*What to work on*: Print the listing below in its entirety, character for character.

*Data entries for graphics*:

****************

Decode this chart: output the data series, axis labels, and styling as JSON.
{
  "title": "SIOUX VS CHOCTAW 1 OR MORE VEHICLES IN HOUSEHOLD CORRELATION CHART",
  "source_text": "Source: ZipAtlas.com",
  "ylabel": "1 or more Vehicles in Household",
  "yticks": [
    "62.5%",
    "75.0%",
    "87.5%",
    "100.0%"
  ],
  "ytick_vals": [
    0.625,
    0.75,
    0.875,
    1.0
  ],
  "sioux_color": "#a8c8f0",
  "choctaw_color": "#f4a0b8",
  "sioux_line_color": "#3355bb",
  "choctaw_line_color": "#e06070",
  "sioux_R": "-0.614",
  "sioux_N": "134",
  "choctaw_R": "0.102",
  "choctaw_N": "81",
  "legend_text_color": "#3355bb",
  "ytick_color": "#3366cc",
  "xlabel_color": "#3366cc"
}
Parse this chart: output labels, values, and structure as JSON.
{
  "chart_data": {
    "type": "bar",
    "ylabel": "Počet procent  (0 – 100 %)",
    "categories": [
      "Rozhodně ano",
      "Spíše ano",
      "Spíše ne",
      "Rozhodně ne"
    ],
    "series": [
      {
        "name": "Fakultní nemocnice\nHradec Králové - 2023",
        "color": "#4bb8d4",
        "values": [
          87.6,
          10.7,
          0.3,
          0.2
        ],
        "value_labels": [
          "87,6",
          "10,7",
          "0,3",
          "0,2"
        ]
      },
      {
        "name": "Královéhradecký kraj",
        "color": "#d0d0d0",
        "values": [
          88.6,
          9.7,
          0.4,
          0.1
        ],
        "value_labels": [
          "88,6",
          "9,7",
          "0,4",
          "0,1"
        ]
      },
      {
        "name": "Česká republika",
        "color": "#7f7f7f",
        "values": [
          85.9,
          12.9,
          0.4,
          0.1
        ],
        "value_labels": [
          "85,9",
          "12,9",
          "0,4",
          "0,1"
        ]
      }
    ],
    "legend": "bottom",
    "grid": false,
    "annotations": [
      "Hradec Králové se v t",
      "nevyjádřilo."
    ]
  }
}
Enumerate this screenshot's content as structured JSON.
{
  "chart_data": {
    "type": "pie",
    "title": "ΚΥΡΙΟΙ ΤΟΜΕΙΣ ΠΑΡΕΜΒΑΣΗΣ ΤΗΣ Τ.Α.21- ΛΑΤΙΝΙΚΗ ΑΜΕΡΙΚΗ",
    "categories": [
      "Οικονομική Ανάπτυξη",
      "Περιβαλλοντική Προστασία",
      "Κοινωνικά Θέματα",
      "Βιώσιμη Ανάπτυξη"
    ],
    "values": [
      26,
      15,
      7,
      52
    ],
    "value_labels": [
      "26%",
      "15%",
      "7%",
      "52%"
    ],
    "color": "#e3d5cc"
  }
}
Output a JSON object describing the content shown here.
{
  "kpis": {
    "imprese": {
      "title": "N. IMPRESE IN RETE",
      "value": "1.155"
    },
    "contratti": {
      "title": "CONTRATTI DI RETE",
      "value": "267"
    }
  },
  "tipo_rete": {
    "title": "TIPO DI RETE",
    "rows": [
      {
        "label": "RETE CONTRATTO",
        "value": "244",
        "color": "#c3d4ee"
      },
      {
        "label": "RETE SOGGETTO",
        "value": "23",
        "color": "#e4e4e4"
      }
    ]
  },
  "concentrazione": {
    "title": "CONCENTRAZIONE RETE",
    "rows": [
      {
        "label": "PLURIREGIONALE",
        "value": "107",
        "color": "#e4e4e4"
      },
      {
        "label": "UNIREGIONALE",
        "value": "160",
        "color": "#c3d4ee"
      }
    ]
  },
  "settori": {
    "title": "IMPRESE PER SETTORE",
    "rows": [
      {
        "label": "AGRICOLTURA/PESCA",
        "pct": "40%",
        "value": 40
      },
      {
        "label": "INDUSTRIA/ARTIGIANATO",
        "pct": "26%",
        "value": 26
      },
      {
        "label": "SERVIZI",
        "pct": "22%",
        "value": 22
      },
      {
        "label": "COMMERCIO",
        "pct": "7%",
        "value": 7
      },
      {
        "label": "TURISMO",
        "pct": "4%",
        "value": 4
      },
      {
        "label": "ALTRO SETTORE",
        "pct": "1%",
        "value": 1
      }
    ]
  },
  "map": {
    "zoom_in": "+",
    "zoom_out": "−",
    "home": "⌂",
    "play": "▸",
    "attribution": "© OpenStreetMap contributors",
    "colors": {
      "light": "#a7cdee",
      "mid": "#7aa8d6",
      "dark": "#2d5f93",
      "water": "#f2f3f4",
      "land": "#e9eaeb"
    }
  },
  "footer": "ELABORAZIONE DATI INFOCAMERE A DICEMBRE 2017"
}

****************

*Task response*:
Decode this chart: output the data series, axis labels, and styling as JSON.
{
  "title": "SIOUX VS CHOCTAW 1 OR MORE VEHICLES IN HOUSEHOLD CORRELATION CHART",
  "source_text": "Source: ZipAtlas.com",
  "ylabel": "1 or more Vehicles in Household",
  "yticks": [
    "62.5%",
    "75.0%",
    "87.5%",
    "100.0%"
  ],
  "ytick_vals": [
    0.625,
    0.75,
    0.875,
    1.0
  ],
  "sioux_color": "#a8c8f0",
  "choctaw_color": "#f4a0b8",
  "sioux_line_color": "#3355bb",
  "choctaw_line_color": "#e06070",
  "sioux_R": "-0.614",
  "sioux_N": "134",
  "choctaw_R": "0.102",
  "choctaw_N": "81",
  "legend_text_color": "#3355bb",
  "ytick_color": "#3366cc",
  "xlabel_color": "#3366cc"
}
Parse this chart: output labels, values, and structure as JSON.
{
  "chart_data": {
    "type": "bar",
    "ylabel": "Počet procent  (0 – 100 %)",
    "categories": [
      "Rozhodně ano",
      "Spíše ano",
      "Spíše ne",
      "Rozhodně ne"
    ],
    "series": [
      {
        "name": "Fakultní nemocnice\nHradec Králové - 2023",
        "color": "#4bb8d4",
        "values": [
          87.6,
          10.7,
          0.3,
          0.2
        ],
        "value_labels": [
          "87,6",
          "10,7",
          "0,3",
          "0,2"
        ]
      },
      {
        "name": "Královéhradecký kraj",
        "color": "#d0d0d0",
        "values": [
          88.6,
          9.7,
          0.4,
          0.1
        ],
        "value_labels": [
          "88,6",
          "9,7",
          "0,4",
          "0,1"
        ]
      },
      {
        "name": "Česká republika",
        "color": "#7f7f7f",
        "values": [
          85.9,
          12.9,
          0.4,
          0.1
        ],
        "value_labels": [
          "85,9",
          "12,9",
          "0,4",
          "0,1"
        ]
      }
    ],
    "legend": "bottom",
    "grid": false,
    "annotations": [
      "Hradec Králové se v t",
      "nevyjádřilo."
    ]
  }
}
Enumerate this screenshot's content as structured JSON.
{
  "chart_data": {
    "type": "pie",
    "title": "ΚΥΡΙΟΙ ΤΟΜΕΙΣ ΠΑΡΕΜΒΑΣΗΣ ΤΗΣ Τ.Α.21- ΛΑΤΙΝΙΚΗ ΑΜΕΡΙΚΗ",
    "categories": [
      "Οικονομική Ανάπτυξη",
      "Περιβαλλοντική Προστασία",
      "Κοινωνικά Θέματα",
      "Βιώσιμη Ανάπτυξη"
    ],
    "values": [
      26,
      15,
      7,
      52
    ],
    "value_labels": [
      "26%",
      "15%",
      "7%",
      "52%"
    ],
    "color": "#e3d5cc"
  }
}
Output a JSON object describing the content shown here.
{
  "kpis": {
    "imprese": {
      "title": "N. IMPRESE IN RETE",
      "value": "1.155"
    },
    "contratti": {
      "title": "CONTRATTI DI RETE",
      "value": "267"
    }
  },
  "tipo_rete": {
    "title": "TIPO DI RETE",
    "rows": [
      {
        "label": "RETE CONTRATTO",
        "value": "244",
        "color": "#c3d4ee"
      },
      {
        "label": "RETE SOGGETTO",
        "value": "23",
        "color": "#e4e4e4"
      }
    ]
  },
  "concentrazione": {
    "title": "CONCENTRAZIONE RETE",
    "rows": [
      {
        "label": "PLURIREGIONALE",
        "value": "107",
        "color": "#e4e4e4"
      },
      {
        "label": "UNIREGIONALE",
        "value": "160",
        "color": "#c3d4ee"
      }
    ]
  },
  "settori": {
    "title": "IMPRESE PER SETTORE",
    "rows": [
      {
        "label": "AGRICOLTURA/PESCA",
        "pct": "40%",
        "value": 40
      },
      {
        "label": "INDUSTRIA/ARTIGIANATO",
        "pct": "26%",
        "value": 26
      },
      {
        "label": "SERVIZI",
        "pct": "22%",
        "value": 22
      },
      {
        "label": "COMMERCIO",
        "pct": "7%",
        "value": 7
      },
      {
        "label": "TURISMO",
        "pct": "4%",
        "value": 4
      },
      {
        "label": "ALTRO SETTORE",
        "pct": "1%",
        "value": 1
      }
    ]
  },
  "map": {
    "zoom_in": "+",
    "zoom_out": "−",
    "home": "⌂",
    "play": "▸",
    "attribution": "© OpenStreetMap contributors",
    "colors": {
      "light": "#a7cdee",
      "mid": "#7aa8d6",
      "dark": "#2d5f93",
      "water": "#f2f3f4",
      "land": "#e9eaeb"
    }
  },
  "footer": "ELABORAZIONE DATI INFOCAMERE A DICEMBRE 2017"
}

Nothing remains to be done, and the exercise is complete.